## [Work instructions]
Repeat the full listing, word for word.

+++++

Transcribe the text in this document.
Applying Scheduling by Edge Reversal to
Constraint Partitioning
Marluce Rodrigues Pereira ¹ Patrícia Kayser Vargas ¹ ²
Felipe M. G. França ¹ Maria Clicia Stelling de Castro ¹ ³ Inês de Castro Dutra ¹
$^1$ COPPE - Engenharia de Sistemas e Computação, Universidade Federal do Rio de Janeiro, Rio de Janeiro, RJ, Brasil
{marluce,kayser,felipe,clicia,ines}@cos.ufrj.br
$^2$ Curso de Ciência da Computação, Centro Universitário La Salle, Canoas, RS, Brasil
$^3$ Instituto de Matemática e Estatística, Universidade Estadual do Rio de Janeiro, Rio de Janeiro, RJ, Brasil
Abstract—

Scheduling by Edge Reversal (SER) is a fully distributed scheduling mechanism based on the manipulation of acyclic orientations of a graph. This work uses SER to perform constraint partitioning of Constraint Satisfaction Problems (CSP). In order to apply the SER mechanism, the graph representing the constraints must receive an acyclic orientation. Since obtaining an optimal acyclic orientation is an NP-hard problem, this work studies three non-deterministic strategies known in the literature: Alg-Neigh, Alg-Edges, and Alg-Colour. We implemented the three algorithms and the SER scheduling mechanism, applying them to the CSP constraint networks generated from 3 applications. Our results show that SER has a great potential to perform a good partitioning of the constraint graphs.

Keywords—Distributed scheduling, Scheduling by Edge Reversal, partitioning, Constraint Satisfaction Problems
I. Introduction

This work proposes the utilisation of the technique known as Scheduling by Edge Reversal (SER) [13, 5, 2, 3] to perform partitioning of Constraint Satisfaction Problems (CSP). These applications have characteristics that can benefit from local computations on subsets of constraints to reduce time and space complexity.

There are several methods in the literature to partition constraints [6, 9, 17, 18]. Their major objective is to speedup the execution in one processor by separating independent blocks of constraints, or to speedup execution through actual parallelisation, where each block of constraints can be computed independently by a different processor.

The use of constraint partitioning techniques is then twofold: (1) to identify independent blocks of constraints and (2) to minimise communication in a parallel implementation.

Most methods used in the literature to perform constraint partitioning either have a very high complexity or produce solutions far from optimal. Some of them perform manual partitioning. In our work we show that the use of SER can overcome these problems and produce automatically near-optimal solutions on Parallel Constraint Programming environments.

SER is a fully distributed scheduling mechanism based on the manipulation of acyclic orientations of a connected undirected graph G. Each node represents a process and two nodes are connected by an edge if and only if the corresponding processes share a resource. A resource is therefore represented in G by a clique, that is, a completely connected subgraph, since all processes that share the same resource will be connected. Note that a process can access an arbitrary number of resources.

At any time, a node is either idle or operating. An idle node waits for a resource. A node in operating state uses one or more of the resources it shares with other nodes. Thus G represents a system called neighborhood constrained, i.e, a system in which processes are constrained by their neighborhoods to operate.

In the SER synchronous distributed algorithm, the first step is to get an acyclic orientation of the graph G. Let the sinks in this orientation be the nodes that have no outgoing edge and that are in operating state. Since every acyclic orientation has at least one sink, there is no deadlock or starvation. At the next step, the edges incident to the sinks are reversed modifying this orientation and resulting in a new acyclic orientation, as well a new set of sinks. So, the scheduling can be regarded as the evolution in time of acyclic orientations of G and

+++++

## [Task response]
Transcribe the text in this document.
Applying Scheduling by Edge Reversal to
Constraint Partitioning
Marluce Rodrigues Pereira ¹ Patrícia Kayser Vargas ¹ ²
Felipe M. G. França ¹ Maria Clicia Stelling de Castro ¹ ³ Inês de Castro Dutra ¹
$^1$ COPPE - Engenharia de Sistemas e Computação, Universidade Federal do Rio de Janeiro, Rio de Janeiro, RJ, Brasil
{marluce,kayser,felipe,clicia,ines}@cos.ufrj.br
$^2$ Curso de Ciência da Computação, Centro Universitário La Salle, Canoas, RS, Brasil
$^3$ Instituto de Matemática e Estatística, Universidade Estadual do Rio de Janeiro, Rio de Janeiro, RJ, Brasil
Abstract—

Scheduling by Edge Reversal (SER) is a fully distributed scheduling mechanism based on the manipulation of acyclic orientations of a graph. This work uses SER to perform constraint partitioning of Constraint Satisfaction Problems (CSP). In order to apply the SER mechanism, the graph representing the constraints must receive an acyclic orientation. Since obtaining an optimal acyclic orientation is an NP-hard problem, this work studies three non-deterministic strategies known in the literature: Alg-Neigh, Alg-Edges, and Alg-Colour. We implemented the three algorithms and the SER scheduling mechanism, applying them to the CSP constraint networks generated from 3 applications. Our results show that SER has a great potential to perform a good partitioning of the constraint graphs.

Keywords—Distributed scheduling, Scheduling by Edge Reversal, partitioning, Constraint Satisfaction Problems
I. Introduction

This work proposes the utilisation of the technique known as Scheduling by Edge Reversal (SER) [13, 5, 2, 3] to perform partitioning of Constraint Satisfaction Problems (CSP). These applications have characteristics that can benefit from local computations on subsets of constraints to reduce time and space complexity.

There are several methods in the literature to partition constraints [6, 9, 17, 18]. Their major objective is to speedup the execution in one processor by separating independent blocks of constraints, or to speedup execution through actual parallelisation, where each block of constraints can be computed independently by a different processor.

The use of constraint partitioning techniques is then twofold: (1) to identify independent blocks of constraints and (2) to minimise communication in a parallel implementation.

Most methods used in the literature to perform constraint partitioning either have a very high complexity or produce solutions far from optimal. Some of them perform manual partitioning. In our work we show that the use of SER can overcome these problems and produce automatically near-optimal solutions on Parallel Constraint Programming environments.

SER is a fully distributed scheduling mechanism based on the manipulation of acyclic orientations of a connected undirected graph G. Each node represents a process and two nodes are connected by an edge if and only if the corresponding processes share a resource. A resource is therefore represented in G by a clique, that is, a completely connected subgraph, since all processes that share the same resource will be connected. Note that a process can access an arbitrary number of resources.

At any time, a node is either idle or operating. An idle node waits for a resource. A node in operating state uses one or more of the resources it shares with other nodes. Thus G represents a system called neighborhood constrained, i.e, a system in which processes are constrained by their neighborhoods to operate.

In the SER synchronous distributed algorithm, the first step is to get an acyclic orientation of the graph G. Let the sinks in this orientation be the nodes that have no outgoing edge and that are in operating state. Since every acyclic orientation has at least one sink, there is no deadlock or starvation. At the next step, the edges incident to the sinks are reversed modifying this orientation and resulting in a new acyclic orientation, as well a new set of sinks. So, the scheduling can be regarded as the evolution in time of acyclic orientations of G and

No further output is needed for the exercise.